**INFORMATION PROVIDED:**
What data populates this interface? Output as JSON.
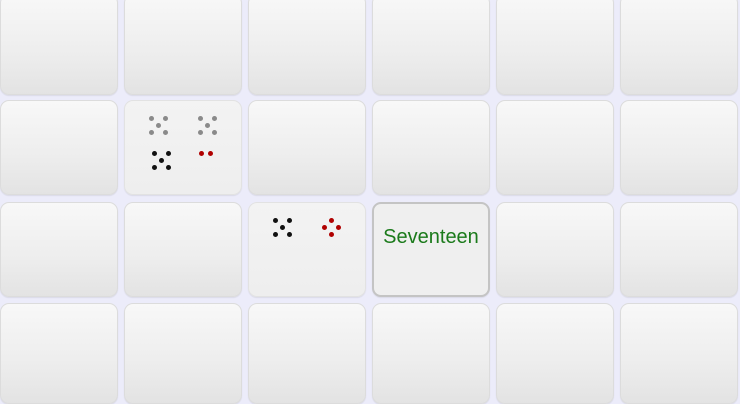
{
  "colors": {
    "background": "#ececfa",
    "word": "#1b7a1b",
    "pip_black": "#111111",
    "pip_gray": "#8a8a8a",
    "pip_red": "#b00000"
  },
  "grid": {
    "rows": 4,
    "cols": 6
  },
  "tiles": [
    {
      "row": 1,
      "col": 1,
      "kind": "dice",
      "dice": [
        {
          "value": 5,
          "color": "gray",
          "pattern": "x"
        },
        {
          "value": 5,
          "color": "gray",
          "pattern": "x"
        },
        {
          "value": 5,
          "color": "black",
          "pattern": "x"
        },
        {
          "value": 2,
          "color": "red",
          "pattern": "h"
        }
      ]
    },
    {
      "row": 2,
      "col": 2,
      "kind": "dice",
      "dice": [
        {
          "value": 5,
          "color": "black",
          "pattern": "x"
        },
        {
          "value": 4,
          "color": "red",
          "pattern": "diamond"
        }
      ]
    },
    {
      "row": 2,
      "col": 3,
      "kind": "word",
      "selected": true,
      "word": "Seventeen"
    }
  ]
}
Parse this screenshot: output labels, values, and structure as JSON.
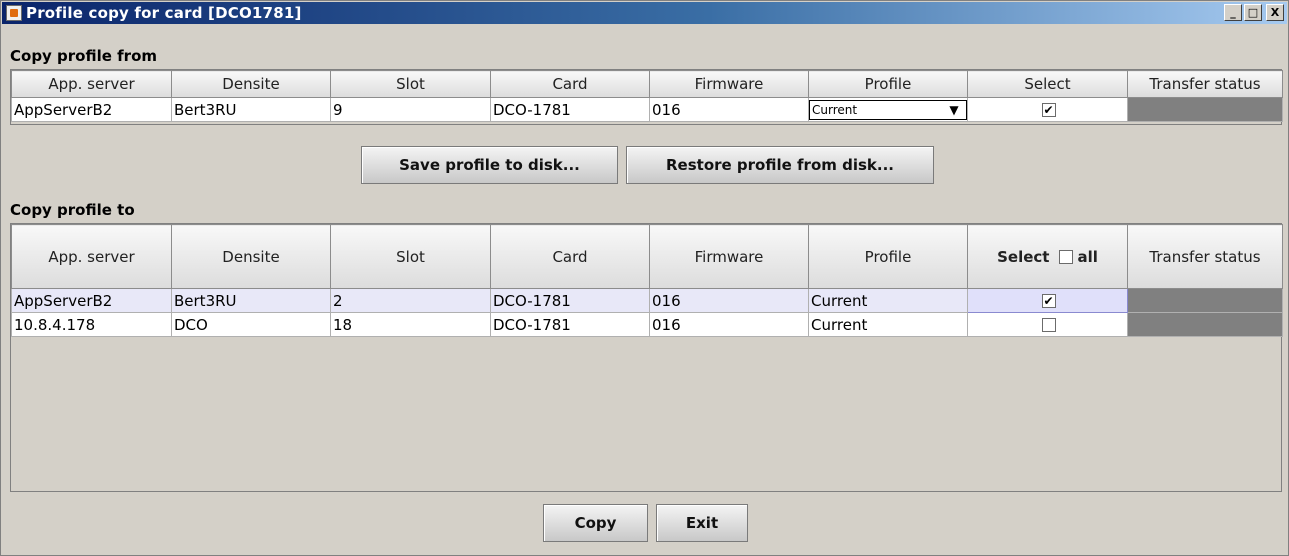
{
  "window": {
    "title": "Profile copy for card [DCO1781]",
    "controls": {
      "minimize": "_",
      "maximize": "□",
      "close": "X"
    }
  },
  "copy_from": {
    "label": "Copy profile from",
    "columns": [
      "App. server",
      "Densite",
      "Slot",
      "Card",
      "Firmware",
      "Profile",
      "Select",
      "Transfer status"
    ],
    "row": {
      "app_server": "AppServerB2",
      "densite": "Bert3RU",
      "slot": "9",
      "card": "DCO-1781",
      "firmware": "016",
      "profile": "Current",
      "selected": true,
      "transfer_status": ""
    }
  },
  "disk_buttons": {
    "save": "Save profile to disk...",
    "restore": "Restore profile from disk..."
  },
  "copy_to": {
    "label": "Copy profile to",
    "columns": [
      "App. server",
      "Densite",
      "Slot",
      "Card",
      "Firmware",
      "Profile",
      "Select",
      "Transfer status"
    ],
    "select_all_label": "all",
    "rows": [
      {
        "app_server": "AppServerB2",
        "densite": "Bert3RU",
        "slot": "2",
        "card": "DCO-1781",
        "firmware": "016",
        "profile": "Current",
        "selected": true,
        "transfer_status": ""
      },
      {
        "app_server": "10.8.4.178",
        "densite": "DCO",
        "slot": "18",
        "card": "DCO-1781",
        "firmware": "016",
        "profile": "Current",
        "selected": false,
        "transfer_status": ""
      }
    ]
  },
  "footer_buttons": {
    "copy": "Copy",
    "exit": "Exit"
  },
  "colors": {
    "title_gradient_start": "#0a246a",
    "title_gradient_end": "#a6caf0",
    "window_bg": "#d4d0c8",
    "status_cell": "#808080",
    "selected_row": "#e8e8f8"
  }
}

**WHAT THE TASK REQUIRES:** Reproduce the whole listing exactly, but not the images in it.

**TASK OUTPUT:**
What data populates this interface? Output as JSON.
{
  "colors": {
    "background": "#ececfa",
    "word": "#1b7a1b",
    "pip_black": "#111111",
    "pip_gray": "#8a8a8a",
    "pip_red": "#b00000"
  },
  "grid": {
    "rows": 4,
    "cols": 6
  },
  "tiles": [
    {
      "row": 1,
      "col": 1,
      "kind": "dice",
      "dice": [
        {
          "value": 5,
          "color": "gray",
          "pattern": "x"
        },
        {
          "value": 5,
          "color": "gray",
          "pattern": "x"
        },
        {
          "value": 5,
          "color": "black",
          "pattern": "x"
        },
        {
          "value": 2,
          "color": "red",
          "pattern": "h"
        }
      ]
    },
    {
      "row": 2,
      "col": 2,
      "kind": "dice",
      "dice": [
        {
          "value": 5,
          "color": "black",
          "pattern": "x"
        },
        {
          "value": 4,
          "color": "red",
          "pattern": "diamond"
        }
      ]
    },
    {
      "row": 2,
      "col": 3,
      "kind": "word",
      "selected": true,
      "word": "Seventeen"
    }
  ]
}
Parse this screenshot: output labels, values, and structure as JSON.
{
  "window": {
    "title": "Profile copy for card [DCO1781]",
    "controls": {
      "minimize": "_",
      "maximize": "□",
      "close": "X"
    }
  },
  "copy_from": {
    "label": "Copy profile from",
    "columns": [
      "App. server",
      "Densite",
      "Slot",
      "Card",
      "Firmware",
      "Profile",
      "Select",
      "Transfer status"
    ],
    "row": {
      "app_server": "AppServerB2",
      "densite": "Bert3RU",
      "slot": "9",
      "card": "DCO-1781",
      "firmware": "016",
      "profile": "Current",
      "selected": true,
      "transfer_status": ""
    }
  },
  "disk_buttons": {
    "save": "Save profile to disk...",
    "restore": "Restore profile from disk..."
  },
  "copy_to": {
    "label": "Copy profile to",
    "columns": [
      "App. server",
      "Densite",
      "Slot",
      "Card",
      "Firmware",
      "Profile",
      "Select",
      "Transfer status"
    ],
    "select_all_label": "all",
    "rows": [
      {
        "app_server": "AppServerB2",
        "densite": "Bert3RU",
        "slot": "2",
        "card": "DCO-1781",
        "firmware": "016",
        "profile": "Current",
        "selected": true,
        "transfer_status": ""
      },
      {
        "app_server": "10.8.4.178",
        "densite": "DCO",
        "slot": "18",
        "card": "DCO-1781",
        "firmware": "016",
        "profile": "Current",
        "selected": false,
        "transfer_status": ""
      }
    ]
  },
  "footer_buttons": {
    "copy": "Copy",
    "exit": "Exit"
  },
  "colors": {
    "title_gradient_start": "#0a246a",
    "title_gradient_end": "#a6caf0",
    "window_bg": "#d4d0c8",
    "status_cell": "#808080",
    "selected_row": "#e8e8f8"
  }
}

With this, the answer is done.